EXERCISE BRIEF :: Reply with only the number of lines that contain the string "CEFOTAXIME".

◇ ◇ ◇ ◇ ◇ ◇ ◇

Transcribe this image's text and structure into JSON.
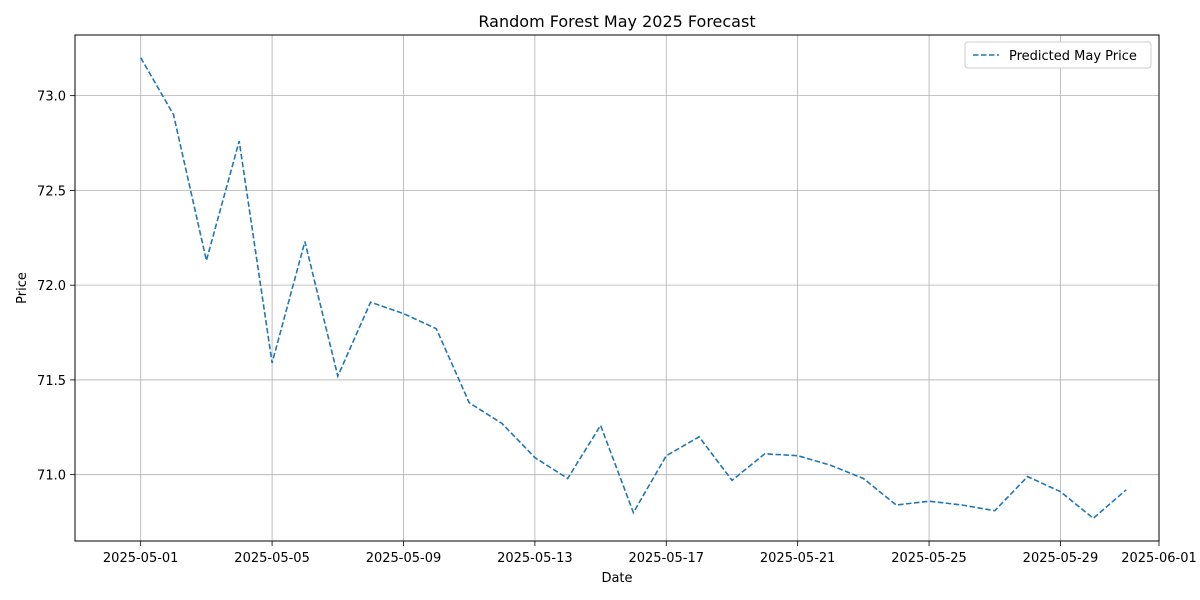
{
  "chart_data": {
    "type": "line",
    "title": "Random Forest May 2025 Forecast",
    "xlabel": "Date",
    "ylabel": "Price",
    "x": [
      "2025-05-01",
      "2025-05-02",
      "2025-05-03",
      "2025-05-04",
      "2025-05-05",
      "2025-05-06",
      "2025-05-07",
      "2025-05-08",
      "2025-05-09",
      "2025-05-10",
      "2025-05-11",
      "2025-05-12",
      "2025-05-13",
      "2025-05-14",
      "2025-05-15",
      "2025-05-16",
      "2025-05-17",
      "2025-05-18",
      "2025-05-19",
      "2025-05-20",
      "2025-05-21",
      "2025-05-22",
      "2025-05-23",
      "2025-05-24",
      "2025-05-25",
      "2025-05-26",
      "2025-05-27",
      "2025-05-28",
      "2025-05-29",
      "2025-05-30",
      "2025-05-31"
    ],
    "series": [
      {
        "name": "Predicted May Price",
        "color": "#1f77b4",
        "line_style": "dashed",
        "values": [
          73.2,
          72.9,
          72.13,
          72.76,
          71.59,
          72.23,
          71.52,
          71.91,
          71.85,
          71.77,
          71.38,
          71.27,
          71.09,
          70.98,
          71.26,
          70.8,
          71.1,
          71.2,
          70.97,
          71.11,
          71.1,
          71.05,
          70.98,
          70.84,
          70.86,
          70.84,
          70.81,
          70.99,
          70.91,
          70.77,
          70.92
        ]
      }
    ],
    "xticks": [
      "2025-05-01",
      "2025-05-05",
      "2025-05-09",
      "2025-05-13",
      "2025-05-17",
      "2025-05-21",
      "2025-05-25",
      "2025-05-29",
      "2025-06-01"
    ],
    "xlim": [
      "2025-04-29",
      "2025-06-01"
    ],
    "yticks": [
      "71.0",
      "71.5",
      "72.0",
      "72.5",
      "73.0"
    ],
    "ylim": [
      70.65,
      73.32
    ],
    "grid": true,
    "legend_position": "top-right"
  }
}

◇ ◇ ◇ ◇ ◇ ◇ ◇

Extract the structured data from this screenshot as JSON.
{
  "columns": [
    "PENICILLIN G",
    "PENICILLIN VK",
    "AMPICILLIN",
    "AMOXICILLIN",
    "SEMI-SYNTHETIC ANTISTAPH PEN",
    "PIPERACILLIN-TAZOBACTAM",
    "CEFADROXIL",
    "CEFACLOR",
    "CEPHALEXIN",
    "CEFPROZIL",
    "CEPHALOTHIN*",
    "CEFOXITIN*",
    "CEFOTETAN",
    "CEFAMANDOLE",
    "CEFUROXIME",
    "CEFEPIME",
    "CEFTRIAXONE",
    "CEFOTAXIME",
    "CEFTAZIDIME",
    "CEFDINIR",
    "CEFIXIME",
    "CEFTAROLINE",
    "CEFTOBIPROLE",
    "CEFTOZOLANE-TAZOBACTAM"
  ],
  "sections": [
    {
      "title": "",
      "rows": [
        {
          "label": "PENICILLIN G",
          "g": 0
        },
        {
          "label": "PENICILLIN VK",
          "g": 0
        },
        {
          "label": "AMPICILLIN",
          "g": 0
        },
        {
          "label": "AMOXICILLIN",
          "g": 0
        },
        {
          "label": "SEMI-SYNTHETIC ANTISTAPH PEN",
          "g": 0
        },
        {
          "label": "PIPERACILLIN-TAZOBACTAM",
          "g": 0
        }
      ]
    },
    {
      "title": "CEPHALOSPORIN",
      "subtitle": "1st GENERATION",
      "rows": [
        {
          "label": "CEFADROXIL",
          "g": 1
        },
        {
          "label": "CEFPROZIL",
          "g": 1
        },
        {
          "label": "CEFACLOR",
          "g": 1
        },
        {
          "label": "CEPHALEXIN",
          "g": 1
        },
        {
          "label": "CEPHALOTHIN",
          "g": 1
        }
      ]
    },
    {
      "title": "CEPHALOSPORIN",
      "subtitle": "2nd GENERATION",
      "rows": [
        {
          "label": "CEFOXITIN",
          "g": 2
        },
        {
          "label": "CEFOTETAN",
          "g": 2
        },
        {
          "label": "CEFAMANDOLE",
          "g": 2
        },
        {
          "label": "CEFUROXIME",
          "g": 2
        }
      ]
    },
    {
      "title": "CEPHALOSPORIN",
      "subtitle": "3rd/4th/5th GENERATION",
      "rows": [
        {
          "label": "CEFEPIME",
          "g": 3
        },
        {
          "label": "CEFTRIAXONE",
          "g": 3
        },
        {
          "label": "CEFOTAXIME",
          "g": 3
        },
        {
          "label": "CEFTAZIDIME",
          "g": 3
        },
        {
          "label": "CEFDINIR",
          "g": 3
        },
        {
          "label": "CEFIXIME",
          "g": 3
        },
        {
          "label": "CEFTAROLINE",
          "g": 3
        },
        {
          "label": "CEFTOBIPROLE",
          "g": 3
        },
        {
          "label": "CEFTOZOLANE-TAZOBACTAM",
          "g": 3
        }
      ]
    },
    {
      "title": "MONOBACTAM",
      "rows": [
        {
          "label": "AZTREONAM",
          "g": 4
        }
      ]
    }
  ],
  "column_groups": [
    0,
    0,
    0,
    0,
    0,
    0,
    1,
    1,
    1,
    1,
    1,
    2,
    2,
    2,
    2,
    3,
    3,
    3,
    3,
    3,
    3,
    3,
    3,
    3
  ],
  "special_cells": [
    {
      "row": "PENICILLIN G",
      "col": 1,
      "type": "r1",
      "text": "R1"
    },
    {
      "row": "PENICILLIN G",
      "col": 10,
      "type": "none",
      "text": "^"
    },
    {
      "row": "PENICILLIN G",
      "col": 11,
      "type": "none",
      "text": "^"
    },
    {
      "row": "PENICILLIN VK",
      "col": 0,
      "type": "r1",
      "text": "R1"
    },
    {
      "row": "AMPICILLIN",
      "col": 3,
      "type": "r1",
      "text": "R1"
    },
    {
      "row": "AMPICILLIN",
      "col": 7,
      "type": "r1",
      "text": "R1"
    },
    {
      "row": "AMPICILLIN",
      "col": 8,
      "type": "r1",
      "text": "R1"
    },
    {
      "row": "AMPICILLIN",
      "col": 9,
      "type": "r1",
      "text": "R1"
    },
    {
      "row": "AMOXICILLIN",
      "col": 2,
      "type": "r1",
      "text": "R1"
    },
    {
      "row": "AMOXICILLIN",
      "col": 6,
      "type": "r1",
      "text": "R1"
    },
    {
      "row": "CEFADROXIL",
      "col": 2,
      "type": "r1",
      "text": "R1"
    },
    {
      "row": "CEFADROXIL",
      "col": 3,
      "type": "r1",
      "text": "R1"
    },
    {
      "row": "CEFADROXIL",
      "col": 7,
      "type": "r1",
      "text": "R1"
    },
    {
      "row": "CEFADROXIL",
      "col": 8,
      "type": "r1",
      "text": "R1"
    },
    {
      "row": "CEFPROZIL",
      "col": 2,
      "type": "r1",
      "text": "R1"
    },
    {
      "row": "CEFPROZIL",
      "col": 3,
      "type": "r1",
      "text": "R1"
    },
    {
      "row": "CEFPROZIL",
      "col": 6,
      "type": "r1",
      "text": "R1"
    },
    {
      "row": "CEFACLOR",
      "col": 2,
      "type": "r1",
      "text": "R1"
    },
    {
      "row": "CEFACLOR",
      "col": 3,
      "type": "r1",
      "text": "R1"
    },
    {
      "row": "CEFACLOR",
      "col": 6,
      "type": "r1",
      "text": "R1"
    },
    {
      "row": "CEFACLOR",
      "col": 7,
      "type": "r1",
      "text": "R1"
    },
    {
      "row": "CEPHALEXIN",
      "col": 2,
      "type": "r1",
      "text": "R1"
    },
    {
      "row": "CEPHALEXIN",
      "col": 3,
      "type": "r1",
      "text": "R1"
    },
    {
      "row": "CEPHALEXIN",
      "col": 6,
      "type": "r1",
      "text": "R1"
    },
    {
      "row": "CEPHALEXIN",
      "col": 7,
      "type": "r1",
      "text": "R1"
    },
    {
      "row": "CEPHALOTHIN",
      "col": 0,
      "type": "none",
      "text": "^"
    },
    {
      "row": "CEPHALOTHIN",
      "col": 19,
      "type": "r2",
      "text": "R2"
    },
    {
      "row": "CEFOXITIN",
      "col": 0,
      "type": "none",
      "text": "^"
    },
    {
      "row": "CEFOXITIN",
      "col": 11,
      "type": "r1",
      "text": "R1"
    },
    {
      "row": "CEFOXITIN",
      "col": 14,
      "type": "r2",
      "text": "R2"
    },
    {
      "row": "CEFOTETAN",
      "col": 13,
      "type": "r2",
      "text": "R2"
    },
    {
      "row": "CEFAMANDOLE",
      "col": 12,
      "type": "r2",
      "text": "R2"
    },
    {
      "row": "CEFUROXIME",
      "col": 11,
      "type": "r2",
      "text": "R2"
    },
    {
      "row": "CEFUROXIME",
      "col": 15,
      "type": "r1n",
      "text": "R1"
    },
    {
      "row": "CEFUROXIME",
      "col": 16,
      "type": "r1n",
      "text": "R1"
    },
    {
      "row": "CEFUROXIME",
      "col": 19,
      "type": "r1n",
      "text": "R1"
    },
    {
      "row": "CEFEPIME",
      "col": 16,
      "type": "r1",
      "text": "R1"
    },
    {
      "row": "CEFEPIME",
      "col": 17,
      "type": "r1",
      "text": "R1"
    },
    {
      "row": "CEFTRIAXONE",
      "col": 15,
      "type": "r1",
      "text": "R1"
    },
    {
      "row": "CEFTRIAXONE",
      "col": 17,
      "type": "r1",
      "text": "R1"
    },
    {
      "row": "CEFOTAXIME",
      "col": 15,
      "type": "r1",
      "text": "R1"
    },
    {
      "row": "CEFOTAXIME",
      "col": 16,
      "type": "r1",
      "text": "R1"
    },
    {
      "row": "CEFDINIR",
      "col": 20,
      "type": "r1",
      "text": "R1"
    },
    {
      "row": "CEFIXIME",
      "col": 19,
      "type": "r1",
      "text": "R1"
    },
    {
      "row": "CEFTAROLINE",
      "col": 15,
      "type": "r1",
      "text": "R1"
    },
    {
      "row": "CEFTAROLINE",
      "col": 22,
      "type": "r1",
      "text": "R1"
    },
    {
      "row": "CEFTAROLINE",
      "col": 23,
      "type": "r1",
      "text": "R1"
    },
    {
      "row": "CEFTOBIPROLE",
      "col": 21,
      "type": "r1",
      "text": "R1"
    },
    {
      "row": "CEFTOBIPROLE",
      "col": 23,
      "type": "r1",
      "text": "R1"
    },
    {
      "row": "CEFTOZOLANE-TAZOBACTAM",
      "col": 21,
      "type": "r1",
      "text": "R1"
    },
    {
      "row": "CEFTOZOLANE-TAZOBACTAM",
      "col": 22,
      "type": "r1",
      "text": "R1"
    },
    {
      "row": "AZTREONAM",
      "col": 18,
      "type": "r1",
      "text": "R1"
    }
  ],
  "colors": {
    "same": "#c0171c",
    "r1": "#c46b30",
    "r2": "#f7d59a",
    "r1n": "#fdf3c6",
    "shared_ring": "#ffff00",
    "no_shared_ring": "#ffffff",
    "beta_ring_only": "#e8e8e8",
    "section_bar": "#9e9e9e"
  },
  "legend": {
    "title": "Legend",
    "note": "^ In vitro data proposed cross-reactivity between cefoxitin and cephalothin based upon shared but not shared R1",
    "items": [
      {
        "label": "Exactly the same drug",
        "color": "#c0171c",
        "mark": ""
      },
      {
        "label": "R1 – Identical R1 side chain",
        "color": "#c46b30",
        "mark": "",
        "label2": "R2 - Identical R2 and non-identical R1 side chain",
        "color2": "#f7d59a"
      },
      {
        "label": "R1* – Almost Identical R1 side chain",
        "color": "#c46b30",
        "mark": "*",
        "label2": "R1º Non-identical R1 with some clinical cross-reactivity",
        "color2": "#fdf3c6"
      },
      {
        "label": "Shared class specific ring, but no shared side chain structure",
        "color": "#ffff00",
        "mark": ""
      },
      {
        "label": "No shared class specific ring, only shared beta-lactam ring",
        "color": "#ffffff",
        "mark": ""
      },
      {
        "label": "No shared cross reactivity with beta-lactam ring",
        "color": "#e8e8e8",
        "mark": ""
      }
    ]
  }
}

◇ ◇ ◇ ◇ ◇ ◇ ◇

EXERCISE ANSWER :: 4